Task description: Your task is to transcribe the data in full.

Material shown:
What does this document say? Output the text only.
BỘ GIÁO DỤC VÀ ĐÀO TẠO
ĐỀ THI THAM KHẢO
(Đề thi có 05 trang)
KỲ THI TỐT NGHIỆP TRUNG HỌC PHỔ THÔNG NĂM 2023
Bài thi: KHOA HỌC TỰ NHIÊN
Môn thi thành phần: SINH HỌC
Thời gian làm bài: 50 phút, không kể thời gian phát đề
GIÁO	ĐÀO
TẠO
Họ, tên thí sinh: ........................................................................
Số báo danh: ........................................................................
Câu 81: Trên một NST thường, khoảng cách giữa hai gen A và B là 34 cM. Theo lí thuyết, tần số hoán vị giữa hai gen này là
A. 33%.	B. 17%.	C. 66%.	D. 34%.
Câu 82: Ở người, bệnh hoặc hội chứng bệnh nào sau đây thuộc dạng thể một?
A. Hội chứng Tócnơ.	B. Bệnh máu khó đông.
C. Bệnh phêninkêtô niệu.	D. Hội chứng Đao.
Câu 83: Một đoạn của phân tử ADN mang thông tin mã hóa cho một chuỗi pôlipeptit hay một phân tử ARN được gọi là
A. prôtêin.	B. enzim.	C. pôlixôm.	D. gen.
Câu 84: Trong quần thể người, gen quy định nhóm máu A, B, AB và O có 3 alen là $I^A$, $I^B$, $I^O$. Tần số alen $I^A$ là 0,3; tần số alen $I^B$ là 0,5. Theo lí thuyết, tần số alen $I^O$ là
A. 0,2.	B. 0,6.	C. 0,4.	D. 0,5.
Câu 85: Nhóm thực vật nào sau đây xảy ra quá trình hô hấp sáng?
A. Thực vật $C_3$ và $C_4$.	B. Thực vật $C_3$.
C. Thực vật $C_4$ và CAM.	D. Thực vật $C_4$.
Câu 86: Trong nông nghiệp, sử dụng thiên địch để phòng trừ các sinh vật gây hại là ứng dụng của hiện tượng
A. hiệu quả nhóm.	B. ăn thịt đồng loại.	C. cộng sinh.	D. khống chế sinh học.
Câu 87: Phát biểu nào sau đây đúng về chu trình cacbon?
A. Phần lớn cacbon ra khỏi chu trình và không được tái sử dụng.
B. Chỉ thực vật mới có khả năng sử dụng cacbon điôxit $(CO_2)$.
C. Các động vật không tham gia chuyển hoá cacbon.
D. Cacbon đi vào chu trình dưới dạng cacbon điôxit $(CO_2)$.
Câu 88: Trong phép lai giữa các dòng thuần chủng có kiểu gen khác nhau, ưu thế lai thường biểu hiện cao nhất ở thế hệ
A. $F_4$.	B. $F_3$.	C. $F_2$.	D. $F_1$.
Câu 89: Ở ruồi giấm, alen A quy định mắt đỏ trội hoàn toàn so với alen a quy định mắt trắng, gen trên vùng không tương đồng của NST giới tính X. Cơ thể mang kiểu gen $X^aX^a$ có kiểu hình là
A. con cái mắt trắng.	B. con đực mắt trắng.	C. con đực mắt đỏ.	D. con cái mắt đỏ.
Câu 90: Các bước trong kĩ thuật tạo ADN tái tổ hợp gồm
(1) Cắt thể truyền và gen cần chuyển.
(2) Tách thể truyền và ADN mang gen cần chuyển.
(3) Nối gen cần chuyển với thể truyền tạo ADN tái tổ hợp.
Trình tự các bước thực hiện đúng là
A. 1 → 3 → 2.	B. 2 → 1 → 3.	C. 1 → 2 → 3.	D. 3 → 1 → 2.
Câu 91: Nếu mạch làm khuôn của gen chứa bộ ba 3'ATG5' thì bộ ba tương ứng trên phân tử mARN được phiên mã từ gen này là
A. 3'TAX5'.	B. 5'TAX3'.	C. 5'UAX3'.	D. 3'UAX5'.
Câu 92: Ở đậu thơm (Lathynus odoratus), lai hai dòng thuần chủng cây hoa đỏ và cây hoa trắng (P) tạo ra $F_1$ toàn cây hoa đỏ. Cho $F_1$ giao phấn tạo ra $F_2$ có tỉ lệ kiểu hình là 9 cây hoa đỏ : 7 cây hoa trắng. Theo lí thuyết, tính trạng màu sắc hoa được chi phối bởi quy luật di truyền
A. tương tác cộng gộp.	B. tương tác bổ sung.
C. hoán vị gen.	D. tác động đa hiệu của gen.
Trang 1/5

Problem solution:
What does this document say? Output the text only.
BỘ GIÁO DỤC VÀ ĐÀO TẠO
ĐỀ THI THAM KHẢO
(Đề thi có 05 trang)
KỲ THI TỐT NGHIỆP TRUNG HỌC PHỔ THÔNG NĂM 2023
Bài thi: KHOA HỌC TỰ NHIÊN
Môn thi thành phần: SINH HỌC
Thời gian làm bài: 50 phút, không kể thời gian phát đề
GIÁO	ĐÀO
TẠO
Họ, tên thí sinh: ........................................................................
Số báo danh: ........................................................................
Câu 81: Trên một NST thường, khoảng cách giữa hai gen A và B là 34 cM. Theo lí thuyết, tần số hoán vị giữa hai gen này là
A. 33%.	B. 17%.	C. 66%.	D. 34%.
Câu 82: Ở người, bệnh hoặc hội chứng bệnh nào sau đây thuộc dạng thể một?
A. Hội chứng Tócnơ.	B. Bệnh máu khó đông.
C. Bệnh phêninkêtô niệu.	D. Hội chứng Đao.
Câu 83: Một đoạn của phân tử ADN mang thông tin mã hóa cho một chuỗi pôlipeptit hay một phân tử ARN được gọi là
A. prôtêin.	B. enzim.	C. pôlixôm.	D. gen.
Câu 84: Trong quần thể người, gen quy định nhóm máu A, B, AB và O có 3 alen là $I^A$, $I^B$, $I^O$. Tần số alen $I^A$ là 0,3; tần số alen $I^B$ là 0,5. Theo lí thuyết, tần số alen $I^O$ là
A. 0,2.	B. 0,6.	C. 0,4.	D. 0,5.
Câu 85: Nhóm thực vật nào sau đây xảy ra quá trình hô hấp sáng?
A. Thực vật $C_3$ và $C_4$.	B. Thực vật $C_3$.
C. Thực vật $C_4$ và CAM.	D. Thực vật $C_4$.
Câu 86: Trong nông nghiệp, sử dụng thiên địch để phòng trừ các sinh vật gây hại là ứng dụng của hiện tượng
A. hiệu quả nhóm.	B. ăn thịt đồng loại.	C. cộng sinh.	D. khống chế sinh học.
Câu 87: Phát biểu nào sau đây đúng về chu trình cacbon?
A. Phần lớn cacbon ra khỏi chu trình và không được tái sử dụng.
B. Chỉ thực vật mới có khả năng sử dụng cacbon điôxit $(CO_2)$.
C. Các động vật không tham gia chuyển hoá cacbon.
D. Cacbon đi vào chu trình dưới dạng cacbon điôxit $(CO_2)$.
Câu 88: Trong phép lai giữa các dòng thuần chủng có kiểu gen khác nhau, ưu thế lai thường biểu hiện cao nhất ở thế hệ
A. $F_4$.	B. $F_3$.	C. $F_2$.	D. $F_1$.
Câu 89: Ở ruồi giấm, alen A quy định mắt đỏ trội hoàn toàn so với alen a quy định mắt trắng, gen trên vùng không tương đồng của NST giới tính X. Cơ thể mang kiểu gen $X^aX^a$ có kiểu hình là
A. con cái mắt trắng.	B. con đực mắt trắng.	C. con đực mắt đỏ.	D. con cái mắt đỏ.
Câu 90: Các bước trong kĩ thuật tạo ADN tái tổ hợp gồm
(1) Cắt thể truyền và gen cần chuyển.
(2) Tách thể truyền và ADN mang gen cần chuyển.
(3) Nối gen cần chuyển với thể truyền tạo ADN tái tổ hợp.
Trình tự các bước thực hiện đúng là
A. 1 → 3 → 2.	B. 2 → 1 → 3.	C. 1 → 2 → 3.	D. 3 → 1 → 2.
Câu 91: Nếu mạch làm khuôn của gen chứa bộ ba 3'ATG5' thì bộ ba tương ứng trên phân tử mARN được phiên mã từ gen này là
A. 3'TAX5'.	B. 5'TAX3'.	C. 5'UAX3'.	D. 3'UAX5'.
Câu 92: Ở đậu thơm (Lathynus odoratus), lai hai dòng thuần chủng cây hoa đỏ và cây hoa trắng (P) tạo ra $F_1$ toàn cây hoa đỏ. Cho $F_1$ giao phấn tạo ra $F_2$ có tỉ lệ kiểu hình là 9 cây hoa đỏ : 7 cây hoa trắng. Theo lí thuyết, tính trạng màu sắc hoa được chi phối bởi quy luật di truyền
A. tương tác cộng gộp.	B. tương tác bổ sung.
C. hoán vị gen.	D. tác động đa hiệu của gen.
Trang 1/5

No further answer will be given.